Return the listing below verbatim. Pictures do not belong in the copy.

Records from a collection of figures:
________________________
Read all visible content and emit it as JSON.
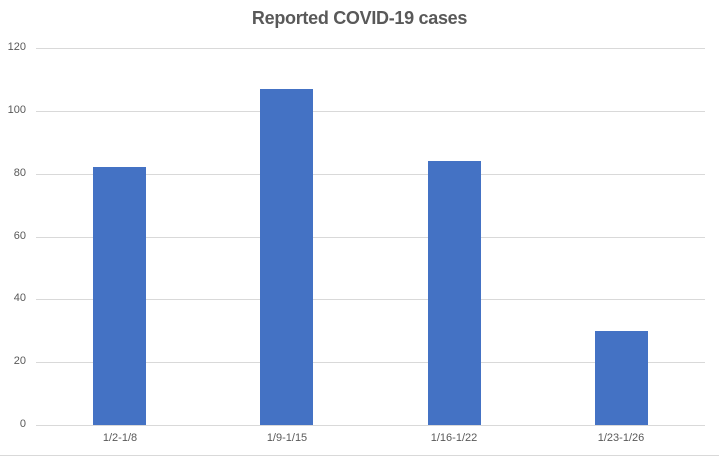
{
  "chart_data": {
    "type": "bar",
    "title": "Reported COVID-19 cases",
    "categories": [
      "1/2-1/8",
      "1/9-1/15",
      "1/16-1/22",
      "1/23-1/26"
    ],
    "values": [
      82,
      107,
      84,
      30
    ],
    "xlabel": "",
    "ylabel": "",
    "ylim": [
      0,
      120
    ],
    "yticks": [
      0,
      20,
      40,
      60,
      80,
      100,
      120
    ],
    "grid": true,
    "legend": null,
    "bar_color": "#4472c4"
  }
}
________________________
▸ Complete output:
Read all visible content and emit it as JSON.
{
  "chart_data": {
    "type": "bar",
    "title": "Reported COVID-19 cases",
    "categories": [
      "1/2-1/8",
      "1/9-1/15",
      "1/16-1/22",
      "1/23-1/26"
    ],
    "values": [
      82,
      107,
      84,
      30
    ],
    "xlabel": "",
    "ylabel": "",
    "ylim": [
      0,
      120
    ],
    "yticks": [
      0,
      20,
      40,
      60,
      80,
      100,
      120
    ],
    "grid": true,
    "legend": null,
    "bar_color": "#4472c4"
  }
}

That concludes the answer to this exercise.